**Task data:**
☆ ☆ ☆

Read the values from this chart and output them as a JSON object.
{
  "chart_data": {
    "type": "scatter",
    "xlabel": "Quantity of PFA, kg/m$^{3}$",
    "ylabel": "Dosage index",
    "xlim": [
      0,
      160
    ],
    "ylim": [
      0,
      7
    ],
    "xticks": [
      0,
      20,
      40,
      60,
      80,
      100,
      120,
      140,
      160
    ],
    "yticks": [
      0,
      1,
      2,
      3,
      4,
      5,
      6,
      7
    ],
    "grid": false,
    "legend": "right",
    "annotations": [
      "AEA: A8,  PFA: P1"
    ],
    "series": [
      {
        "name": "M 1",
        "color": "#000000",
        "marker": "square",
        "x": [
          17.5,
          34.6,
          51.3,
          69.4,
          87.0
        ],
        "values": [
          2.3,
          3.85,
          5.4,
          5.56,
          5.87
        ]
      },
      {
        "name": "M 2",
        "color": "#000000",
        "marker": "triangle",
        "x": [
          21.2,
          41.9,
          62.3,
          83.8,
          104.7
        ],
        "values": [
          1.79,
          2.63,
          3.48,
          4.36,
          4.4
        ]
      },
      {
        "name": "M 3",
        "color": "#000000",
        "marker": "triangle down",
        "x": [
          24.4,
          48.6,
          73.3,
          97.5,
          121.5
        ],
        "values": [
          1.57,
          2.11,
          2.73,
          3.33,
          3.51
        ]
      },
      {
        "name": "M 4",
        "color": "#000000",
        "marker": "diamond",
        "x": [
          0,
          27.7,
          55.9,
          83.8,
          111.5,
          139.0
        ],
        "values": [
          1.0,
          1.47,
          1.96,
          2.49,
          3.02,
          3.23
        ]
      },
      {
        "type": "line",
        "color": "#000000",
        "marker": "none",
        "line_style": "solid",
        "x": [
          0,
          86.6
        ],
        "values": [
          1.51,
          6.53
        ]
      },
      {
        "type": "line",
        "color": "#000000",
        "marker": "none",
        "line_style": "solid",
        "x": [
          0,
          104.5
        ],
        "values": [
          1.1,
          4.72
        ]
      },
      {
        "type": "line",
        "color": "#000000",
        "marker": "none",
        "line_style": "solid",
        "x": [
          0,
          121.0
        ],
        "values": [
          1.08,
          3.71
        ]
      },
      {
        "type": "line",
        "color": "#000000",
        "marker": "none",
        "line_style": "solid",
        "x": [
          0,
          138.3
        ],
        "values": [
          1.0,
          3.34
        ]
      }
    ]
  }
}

☆ ☆ ☆

**Given exercise:** Print the listing above in full, exactly as it is.

**Exercise answer:**
Read the values from this chart and output them as a JSON object.
{
  "chart_data": {
    "type": "scatter",
    "xlabel": "Quantity of PFA, kg/m$^{3}$",
    "ylabel": "Dosage index",
    "xlim": [
      0,
      160
    ],
    "ylim": [
      0,
      7
    ],
    "xticks": [
      0,
      20,
      40,
      60,
      80,
      100,
      120,
      140,
      160
    ],
    "yticks": [
      0,
      1,
      2,
      3,
      4,
      5,
      6,
      7
    ],
    "grid": false,
    "legend": "right",
    "annotations": [
      "AEA: A8,  PFA: P1"
    ],
    "series": [
      {
        "name": "M 1",
        "color": "#000000",
        "marker": "square",
        "x": [
          17.5,
          34.6,
          51.3,
          69.4,
          87.0
        ],
        "values": [
          2.3,
          3.85,
          5.4,
          5.56,
          5.87
        ]
      },
      {
        "name": "M 2",
        "color": "#000000",
        "marker": "triangle",
        "x": [
          21.2,
          41.9,
          62.3,
          83.8,
          104.7
        ],
        "values": [
          1.79,
          2.63,
          3.48,
          4.36,
          4.4
        ]
      },
      {
        "name": "M 3",
        "color": "#000000",
        "marker": "triangle down",
        "x": [
          24.4,
          48.6,
          73.3,
          97.5,
          121.5
        ],
        "values": [
          1.57,
          2.11,
          2.73,
          3.33,
          3.51
        ]
      },
      {
        "name": "M 4",
        "color": "#000000",
        "marker": "diamond",
        "x": [
          0,
          27.7,
          55.9,
          83.8,
          111.5,
          139.0
        ],
        "values": [
          1.0,
          1.47,
          1.96,
          2.49,
          3.02,
          3.23
        ]
      },
      {
        "type": "line",
        "color": "#000000",
        "marker": "none",
        "line_style": "solid",
        "x": [
          0,
          86.6
        ],
        "values": [
          1.51,
          6.53
        ]
      },
      {
        "type": "line",
        "color": "#000000",
        "marker": "none",
        "line_style": "solid",
        "x": [
          0,
          104.5
        ],
        "values": [
          1.1,
          4.72
        ]
      },
      {
        "type": "line",
        "color": "#000000",
        "marker": "none",
        "line_style": "solid",
        "x": [
          0,
          121.0
        ],
        "values": [
          1.08,
          3.71
        ]
      },
      {
        "type": "line",
        "color": "#000000",
        "marker": "none",
        "line_style": "solid",
        "x": [
          0,
          138.3
        ],
        "values": [
          1.0,
          3.34
        ]
      }
    ]
  }
}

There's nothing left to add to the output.